■ **Material for the task**:
-=-=-=-=-
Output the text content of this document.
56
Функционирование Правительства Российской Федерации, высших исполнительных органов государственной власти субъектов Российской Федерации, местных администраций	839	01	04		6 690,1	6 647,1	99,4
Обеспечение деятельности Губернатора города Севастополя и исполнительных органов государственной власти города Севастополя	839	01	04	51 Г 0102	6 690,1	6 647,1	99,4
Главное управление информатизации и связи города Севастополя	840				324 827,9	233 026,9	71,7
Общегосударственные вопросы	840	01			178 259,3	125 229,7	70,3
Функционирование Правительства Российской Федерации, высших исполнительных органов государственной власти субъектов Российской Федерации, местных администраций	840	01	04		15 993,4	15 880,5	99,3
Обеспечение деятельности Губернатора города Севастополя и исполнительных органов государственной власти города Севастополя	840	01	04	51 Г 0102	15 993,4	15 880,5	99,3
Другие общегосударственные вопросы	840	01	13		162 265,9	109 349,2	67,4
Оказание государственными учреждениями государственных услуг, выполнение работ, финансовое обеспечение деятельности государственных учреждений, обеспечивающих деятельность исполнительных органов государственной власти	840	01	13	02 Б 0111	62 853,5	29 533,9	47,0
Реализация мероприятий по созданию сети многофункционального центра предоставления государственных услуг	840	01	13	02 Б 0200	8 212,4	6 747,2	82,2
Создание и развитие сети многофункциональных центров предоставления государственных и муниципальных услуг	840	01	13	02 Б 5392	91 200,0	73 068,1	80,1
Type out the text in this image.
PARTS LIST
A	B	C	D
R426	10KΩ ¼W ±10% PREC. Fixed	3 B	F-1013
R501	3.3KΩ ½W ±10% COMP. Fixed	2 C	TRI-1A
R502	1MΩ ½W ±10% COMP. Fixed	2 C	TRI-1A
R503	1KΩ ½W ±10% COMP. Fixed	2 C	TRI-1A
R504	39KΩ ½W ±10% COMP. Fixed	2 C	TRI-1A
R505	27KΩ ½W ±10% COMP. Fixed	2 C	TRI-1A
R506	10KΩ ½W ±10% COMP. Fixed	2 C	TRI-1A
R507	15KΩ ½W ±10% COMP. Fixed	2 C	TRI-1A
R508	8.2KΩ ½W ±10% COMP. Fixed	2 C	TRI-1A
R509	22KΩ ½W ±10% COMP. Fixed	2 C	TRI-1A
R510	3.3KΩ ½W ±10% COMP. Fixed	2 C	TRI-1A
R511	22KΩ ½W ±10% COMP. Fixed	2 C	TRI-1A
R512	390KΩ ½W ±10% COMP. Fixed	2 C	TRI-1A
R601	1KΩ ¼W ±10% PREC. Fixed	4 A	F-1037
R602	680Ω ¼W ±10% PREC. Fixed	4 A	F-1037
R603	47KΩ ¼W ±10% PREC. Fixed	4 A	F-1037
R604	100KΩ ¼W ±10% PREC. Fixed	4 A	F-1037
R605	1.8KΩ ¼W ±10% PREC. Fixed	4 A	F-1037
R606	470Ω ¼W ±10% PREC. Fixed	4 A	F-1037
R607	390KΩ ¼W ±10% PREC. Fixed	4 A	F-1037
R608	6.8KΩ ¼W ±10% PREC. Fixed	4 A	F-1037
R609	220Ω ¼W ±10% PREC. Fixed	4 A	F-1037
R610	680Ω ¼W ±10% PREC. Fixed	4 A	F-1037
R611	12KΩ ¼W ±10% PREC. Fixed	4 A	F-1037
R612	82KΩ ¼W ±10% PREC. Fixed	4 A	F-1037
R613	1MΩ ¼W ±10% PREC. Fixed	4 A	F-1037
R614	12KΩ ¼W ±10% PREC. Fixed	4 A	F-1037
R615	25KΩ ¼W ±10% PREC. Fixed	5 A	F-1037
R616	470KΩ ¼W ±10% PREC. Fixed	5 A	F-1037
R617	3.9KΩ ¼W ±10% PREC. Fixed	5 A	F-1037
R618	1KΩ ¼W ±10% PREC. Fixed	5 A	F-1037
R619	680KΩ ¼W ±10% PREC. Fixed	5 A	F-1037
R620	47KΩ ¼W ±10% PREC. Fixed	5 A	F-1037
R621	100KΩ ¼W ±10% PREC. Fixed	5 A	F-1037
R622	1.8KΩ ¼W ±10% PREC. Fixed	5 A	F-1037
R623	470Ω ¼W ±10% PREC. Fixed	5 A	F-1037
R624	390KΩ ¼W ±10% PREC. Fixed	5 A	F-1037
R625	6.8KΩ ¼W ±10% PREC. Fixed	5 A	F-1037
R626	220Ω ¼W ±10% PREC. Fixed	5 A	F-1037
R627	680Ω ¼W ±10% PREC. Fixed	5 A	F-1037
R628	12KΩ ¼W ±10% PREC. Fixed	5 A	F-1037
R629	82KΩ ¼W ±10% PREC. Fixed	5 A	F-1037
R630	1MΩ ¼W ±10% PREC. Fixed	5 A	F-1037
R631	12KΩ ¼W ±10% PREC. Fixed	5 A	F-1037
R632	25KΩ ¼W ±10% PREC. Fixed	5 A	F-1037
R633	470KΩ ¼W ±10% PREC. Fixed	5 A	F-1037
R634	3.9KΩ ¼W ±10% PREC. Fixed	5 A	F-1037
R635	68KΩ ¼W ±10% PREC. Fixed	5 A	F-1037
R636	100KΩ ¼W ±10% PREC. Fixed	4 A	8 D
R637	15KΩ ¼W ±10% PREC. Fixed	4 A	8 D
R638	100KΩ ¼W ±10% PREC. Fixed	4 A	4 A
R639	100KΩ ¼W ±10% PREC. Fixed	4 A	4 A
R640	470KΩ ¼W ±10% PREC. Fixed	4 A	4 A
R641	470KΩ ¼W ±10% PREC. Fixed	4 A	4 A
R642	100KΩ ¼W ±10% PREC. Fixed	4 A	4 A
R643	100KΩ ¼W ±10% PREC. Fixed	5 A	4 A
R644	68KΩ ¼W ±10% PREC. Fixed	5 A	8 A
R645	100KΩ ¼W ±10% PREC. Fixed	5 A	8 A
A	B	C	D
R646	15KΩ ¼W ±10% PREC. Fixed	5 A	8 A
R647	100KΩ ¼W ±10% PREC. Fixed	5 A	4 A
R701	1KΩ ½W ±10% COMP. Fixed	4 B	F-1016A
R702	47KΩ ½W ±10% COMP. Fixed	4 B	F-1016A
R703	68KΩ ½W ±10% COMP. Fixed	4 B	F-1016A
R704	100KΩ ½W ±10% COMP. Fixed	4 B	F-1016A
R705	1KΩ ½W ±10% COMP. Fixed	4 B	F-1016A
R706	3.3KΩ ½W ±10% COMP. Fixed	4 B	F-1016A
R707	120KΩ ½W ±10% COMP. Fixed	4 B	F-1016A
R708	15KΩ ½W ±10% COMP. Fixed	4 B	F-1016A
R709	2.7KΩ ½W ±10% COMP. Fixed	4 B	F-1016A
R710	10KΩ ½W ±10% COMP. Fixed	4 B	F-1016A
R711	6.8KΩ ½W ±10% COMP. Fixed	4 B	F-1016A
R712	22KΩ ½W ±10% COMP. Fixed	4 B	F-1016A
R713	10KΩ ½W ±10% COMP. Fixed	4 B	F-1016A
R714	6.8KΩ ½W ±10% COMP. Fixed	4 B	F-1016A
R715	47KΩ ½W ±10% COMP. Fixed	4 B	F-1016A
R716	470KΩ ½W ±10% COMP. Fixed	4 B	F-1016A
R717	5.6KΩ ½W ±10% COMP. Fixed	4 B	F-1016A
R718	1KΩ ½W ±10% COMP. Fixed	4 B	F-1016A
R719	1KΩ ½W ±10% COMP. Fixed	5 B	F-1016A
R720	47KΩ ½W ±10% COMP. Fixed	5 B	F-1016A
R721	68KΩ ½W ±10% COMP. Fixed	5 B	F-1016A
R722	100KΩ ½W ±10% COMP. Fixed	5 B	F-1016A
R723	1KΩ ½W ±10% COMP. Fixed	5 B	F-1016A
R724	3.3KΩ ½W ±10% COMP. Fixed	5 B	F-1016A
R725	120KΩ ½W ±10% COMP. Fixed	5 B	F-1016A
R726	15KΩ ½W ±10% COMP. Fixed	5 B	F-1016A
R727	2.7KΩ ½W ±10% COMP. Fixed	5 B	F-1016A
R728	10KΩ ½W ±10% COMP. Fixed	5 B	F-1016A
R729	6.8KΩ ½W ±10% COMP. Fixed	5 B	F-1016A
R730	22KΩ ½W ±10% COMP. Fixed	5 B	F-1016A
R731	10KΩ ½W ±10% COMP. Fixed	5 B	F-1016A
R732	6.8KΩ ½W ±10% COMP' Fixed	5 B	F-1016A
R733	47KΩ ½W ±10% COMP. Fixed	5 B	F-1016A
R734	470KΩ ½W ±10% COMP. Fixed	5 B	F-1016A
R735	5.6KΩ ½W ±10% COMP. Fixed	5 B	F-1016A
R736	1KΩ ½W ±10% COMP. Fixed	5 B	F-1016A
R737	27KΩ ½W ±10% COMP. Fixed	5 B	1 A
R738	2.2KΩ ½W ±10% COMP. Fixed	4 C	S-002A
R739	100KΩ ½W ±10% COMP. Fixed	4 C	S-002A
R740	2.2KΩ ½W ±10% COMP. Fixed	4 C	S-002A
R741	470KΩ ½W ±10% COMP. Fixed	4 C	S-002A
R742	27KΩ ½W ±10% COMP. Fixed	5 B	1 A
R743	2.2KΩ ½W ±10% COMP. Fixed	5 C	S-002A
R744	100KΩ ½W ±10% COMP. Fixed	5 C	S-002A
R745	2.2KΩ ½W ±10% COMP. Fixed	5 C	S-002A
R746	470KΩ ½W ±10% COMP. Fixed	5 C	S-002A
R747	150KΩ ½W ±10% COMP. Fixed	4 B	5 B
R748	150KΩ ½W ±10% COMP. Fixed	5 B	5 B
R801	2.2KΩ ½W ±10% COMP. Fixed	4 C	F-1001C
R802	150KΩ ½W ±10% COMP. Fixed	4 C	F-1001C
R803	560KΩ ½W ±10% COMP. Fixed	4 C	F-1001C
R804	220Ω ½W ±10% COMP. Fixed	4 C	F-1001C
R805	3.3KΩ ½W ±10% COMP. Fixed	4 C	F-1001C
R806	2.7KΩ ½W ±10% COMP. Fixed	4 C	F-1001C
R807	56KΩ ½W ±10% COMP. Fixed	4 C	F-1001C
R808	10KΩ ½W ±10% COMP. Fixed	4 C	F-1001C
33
-=-=-=-=-
■ **Direction**:
Find all lines where the word "Севастополя" appears. Copy them.

■ **Solution**:
Обеспечение деятельности Губернатора города Севастополя и исполнительных органов государственной власти города Севастополя	839	01	04	51 Г 0102	6 690,1	6 647,1	99,4
Главное управление информатизации и связи города Севастополя	840				324 827,9	233 026,9	71,7
Обеспечение деятельности Губернатора города Севастополя и исполнительных органов государственной власти города Севастополя	840	01	04	51 Г 0102	15 993,4	15 880,5	99,3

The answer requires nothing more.